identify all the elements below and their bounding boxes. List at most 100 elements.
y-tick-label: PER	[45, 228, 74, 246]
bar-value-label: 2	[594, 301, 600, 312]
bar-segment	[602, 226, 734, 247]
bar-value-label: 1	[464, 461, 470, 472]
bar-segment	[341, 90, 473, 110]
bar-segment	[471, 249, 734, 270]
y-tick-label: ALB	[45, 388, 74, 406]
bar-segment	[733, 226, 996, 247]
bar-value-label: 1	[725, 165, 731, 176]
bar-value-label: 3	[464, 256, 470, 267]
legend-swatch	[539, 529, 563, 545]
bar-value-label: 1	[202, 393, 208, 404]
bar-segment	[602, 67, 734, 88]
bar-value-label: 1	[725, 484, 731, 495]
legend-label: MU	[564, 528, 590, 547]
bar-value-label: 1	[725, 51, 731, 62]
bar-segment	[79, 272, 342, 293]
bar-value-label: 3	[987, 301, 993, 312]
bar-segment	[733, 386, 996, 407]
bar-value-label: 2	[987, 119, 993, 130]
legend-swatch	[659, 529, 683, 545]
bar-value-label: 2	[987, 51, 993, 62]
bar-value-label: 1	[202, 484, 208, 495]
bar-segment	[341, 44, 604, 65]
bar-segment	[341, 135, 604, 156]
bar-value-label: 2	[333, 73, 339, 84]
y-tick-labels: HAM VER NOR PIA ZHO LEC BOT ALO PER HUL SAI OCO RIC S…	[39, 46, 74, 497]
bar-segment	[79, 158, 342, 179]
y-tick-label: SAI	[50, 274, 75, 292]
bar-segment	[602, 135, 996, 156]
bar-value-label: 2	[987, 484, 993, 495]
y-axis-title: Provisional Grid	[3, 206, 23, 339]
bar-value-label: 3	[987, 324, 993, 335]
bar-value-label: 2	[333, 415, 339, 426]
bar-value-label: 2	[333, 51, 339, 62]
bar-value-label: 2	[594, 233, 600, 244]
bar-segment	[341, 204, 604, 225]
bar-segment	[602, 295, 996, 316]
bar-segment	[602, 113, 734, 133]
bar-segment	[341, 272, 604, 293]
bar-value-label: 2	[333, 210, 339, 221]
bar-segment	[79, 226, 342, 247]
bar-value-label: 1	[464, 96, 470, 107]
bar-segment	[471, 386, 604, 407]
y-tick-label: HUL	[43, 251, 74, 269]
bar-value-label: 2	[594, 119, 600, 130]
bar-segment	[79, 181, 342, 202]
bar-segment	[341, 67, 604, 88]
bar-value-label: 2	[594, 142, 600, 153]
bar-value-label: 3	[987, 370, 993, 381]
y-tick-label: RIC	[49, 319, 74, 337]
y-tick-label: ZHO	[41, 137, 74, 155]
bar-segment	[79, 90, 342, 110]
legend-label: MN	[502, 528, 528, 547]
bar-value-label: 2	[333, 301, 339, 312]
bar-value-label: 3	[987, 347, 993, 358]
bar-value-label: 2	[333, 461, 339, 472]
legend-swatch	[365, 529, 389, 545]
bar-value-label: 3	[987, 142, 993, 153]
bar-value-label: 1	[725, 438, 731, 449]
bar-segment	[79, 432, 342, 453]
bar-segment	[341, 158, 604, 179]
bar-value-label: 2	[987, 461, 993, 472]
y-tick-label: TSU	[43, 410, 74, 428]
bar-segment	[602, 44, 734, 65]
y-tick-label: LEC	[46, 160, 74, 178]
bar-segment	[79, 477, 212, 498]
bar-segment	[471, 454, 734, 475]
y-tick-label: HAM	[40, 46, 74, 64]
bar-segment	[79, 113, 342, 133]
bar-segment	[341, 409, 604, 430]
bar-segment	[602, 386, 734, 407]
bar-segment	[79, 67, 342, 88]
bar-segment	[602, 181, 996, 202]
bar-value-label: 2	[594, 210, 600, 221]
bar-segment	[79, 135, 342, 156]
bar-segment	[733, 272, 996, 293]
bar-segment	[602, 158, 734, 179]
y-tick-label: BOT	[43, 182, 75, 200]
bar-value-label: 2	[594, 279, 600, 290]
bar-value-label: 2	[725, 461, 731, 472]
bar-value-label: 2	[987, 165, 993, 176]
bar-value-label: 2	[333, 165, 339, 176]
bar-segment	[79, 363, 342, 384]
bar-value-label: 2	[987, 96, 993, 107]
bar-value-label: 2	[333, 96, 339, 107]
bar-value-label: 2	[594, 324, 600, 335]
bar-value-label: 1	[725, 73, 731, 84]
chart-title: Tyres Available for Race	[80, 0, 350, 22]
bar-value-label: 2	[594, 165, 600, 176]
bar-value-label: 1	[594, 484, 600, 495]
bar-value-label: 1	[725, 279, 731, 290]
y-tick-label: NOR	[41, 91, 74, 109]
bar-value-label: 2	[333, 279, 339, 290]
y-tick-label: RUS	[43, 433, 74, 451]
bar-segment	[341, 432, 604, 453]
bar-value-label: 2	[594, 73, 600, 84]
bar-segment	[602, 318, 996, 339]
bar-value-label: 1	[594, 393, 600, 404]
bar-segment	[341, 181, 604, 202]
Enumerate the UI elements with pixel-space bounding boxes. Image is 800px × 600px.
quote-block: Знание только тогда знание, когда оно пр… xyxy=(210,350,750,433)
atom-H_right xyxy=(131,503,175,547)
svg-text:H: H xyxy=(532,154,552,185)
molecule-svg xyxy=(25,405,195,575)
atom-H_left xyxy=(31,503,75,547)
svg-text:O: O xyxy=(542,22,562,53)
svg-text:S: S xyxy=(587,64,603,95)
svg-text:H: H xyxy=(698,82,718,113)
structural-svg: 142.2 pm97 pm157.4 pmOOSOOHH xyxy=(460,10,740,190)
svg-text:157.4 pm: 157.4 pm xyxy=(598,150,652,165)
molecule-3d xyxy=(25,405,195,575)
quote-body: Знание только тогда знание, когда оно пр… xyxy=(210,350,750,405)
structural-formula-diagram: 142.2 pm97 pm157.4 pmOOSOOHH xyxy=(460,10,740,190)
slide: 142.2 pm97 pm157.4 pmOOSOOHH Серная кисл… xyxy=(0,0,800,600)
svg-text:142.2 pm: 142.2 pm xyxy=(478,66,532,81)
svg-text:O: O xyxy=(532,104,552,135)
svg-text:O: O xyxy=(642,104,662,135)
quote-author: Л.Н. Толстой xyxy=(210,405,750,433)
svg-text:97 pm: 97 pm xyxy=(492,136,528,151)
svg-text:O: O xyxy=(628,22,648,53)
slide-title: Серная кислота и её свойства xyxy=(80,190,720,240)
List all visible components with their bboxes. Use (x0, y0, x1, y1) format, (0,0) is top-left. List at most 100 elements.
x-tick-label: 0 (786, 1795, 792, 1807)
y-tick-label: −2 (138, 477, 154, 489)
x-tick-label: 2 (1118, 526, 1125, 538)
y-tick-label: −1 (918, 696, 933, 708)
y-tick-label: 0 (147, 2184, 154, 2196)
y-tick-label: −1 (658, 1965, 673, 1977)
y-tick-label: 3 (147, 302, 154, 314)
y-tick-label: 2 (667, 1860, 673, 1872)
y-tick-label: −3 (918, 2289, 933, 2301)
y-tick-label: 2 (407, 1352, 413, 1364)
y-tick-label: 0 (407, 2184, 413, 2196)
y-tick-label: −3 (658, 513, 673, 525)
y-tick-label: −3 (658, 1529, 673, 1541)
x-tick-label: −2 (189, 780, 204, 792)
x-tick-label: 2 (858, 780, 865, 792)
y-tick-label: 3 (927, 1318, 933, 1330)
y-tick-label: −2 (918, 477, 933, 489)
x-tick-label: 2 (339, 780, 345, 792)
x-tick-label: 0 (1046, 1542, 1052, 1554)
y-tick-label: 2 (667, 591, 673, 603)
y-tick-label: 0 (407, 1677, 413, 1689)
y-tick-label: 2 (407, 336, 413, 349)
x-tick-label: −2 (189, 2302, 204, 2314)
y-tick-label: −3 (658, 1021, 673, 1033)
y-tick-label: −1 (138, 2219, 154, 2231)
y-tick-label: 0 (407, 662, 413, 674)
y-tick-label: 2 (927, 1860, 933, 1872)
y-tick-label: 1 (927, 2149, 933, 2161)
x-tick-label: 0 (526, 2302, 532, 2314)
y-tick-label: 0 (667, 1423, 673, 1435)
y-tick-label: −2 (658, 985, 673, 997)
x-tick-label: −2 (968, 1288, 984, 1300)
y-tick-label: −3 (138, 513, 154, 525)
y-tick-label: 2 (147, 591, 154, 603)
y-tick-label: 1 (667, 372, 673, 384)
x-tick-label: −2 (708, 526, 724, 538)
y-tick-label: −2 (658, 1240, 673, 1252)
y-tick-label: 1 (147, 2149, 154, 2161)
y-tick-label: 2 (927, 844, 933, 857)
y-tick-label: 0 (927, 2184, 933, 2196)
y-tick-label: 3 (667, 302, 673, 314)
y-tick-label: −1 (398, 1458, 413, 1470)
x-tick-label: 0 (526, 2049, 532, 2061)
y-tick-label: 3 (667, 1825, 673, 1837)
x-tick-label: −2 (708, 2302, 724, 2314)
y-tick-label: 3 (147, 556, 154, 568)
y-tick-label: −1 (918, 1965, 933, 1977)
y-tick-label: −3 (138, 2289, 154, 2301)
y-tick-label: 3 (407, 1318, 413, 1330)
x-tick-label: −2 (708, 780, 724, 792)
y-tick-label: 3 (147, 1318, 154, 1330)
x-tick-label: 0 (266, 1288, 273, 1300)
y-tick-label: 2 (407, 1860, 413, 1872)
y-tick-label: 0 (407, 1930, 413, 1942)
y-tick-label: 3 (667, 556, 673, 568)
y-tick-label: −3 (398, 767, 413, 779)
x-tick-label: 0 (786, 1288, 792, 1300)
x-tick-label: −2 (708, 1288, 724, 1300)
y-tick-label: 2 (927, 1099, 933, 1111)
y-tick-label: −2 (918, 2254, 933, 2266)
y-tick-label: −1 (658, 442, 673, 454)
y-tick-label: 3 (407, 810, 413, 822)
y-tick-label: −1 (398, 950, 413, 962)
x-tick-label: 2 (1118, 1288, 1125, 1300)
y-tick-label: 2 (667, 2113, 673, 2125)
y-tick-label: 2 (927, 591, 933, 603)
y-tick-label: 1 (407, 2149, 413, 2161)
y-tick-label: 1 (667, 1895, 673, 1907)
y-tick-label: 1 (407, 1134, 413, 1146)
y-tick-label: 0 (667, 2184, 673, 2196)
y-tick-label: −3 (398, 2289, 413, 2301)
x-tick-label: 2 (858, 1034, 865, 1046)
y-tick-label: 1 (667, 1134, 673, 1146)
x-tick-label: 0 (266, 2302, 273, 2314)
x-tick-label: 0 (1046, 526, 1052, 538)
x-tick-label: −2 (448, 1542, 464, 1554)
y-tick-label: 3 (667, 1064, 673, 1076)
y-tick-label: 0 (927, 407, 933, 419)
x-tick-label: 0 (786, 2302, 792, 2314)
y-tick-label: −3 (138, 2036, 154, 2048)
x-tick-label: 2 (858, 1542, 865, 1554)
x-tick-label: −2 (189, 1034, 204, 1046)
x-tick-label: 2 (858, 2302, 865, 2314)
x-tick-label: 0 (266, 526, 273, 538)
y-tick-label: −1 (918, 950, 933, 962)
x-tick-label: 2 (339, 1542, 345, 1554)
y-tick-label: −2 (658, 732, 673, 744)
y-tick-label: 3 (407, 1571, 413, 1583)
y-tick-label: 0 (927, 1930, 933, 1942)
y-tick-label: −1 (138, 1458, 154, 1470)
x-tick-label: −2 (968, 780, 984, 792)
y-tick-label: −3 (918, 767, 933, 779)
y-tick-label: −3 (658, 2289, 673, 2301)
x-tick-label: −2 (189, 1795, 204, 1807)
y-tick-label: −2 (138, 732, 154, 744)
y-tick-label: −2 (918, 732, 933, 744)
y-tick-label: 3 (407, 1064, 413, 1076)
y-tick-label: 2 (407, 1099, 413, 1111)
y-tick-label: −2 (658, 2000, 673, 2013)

▶ SET PROBLEM:
Copy out the records word for word, from the first line through the line containing "301, 993, 312]", including both of those lines.

▶ SOLUTION TO THIS PROBLEM:
identify all the elements below and their bounding boxes. List at most 100 elements.
y-tick-label: PER	[45, 228, 74, 246]
bar-value-label: 2	[594, 301, 600, 312]
bar-segment	[602, 226, 734, 247]
bar-value-label: 1	[464, 461, 470, 472]
bar-segment	[341, 90, 473, 110]
bar-segment	[471, 249, 734, 270]
y-tick-label: ALB	[45, 388, 74, 406]
bar-segment	[733, 226, 996, 247]
bar-value-label: 1	[725, 165, 731, 176]
bar-value-label: 3	[464, 256, 470, 267]
legend-swatch	[539, 529, 563, 545]
bar-value-label: 1	[202, 393, 208, 404]
bar-segment	[602, 67, 734, 88]
bar-value-label: 1	[725, 484, 731, 495]
legend-label: MU	[564, 528, 590, 547]
bar-value-label: 1	[725, 51, 731, 62]
bar-segment	[79, 272, 342, 293]
bar-value-label: 3	[987, 301, 993, 312]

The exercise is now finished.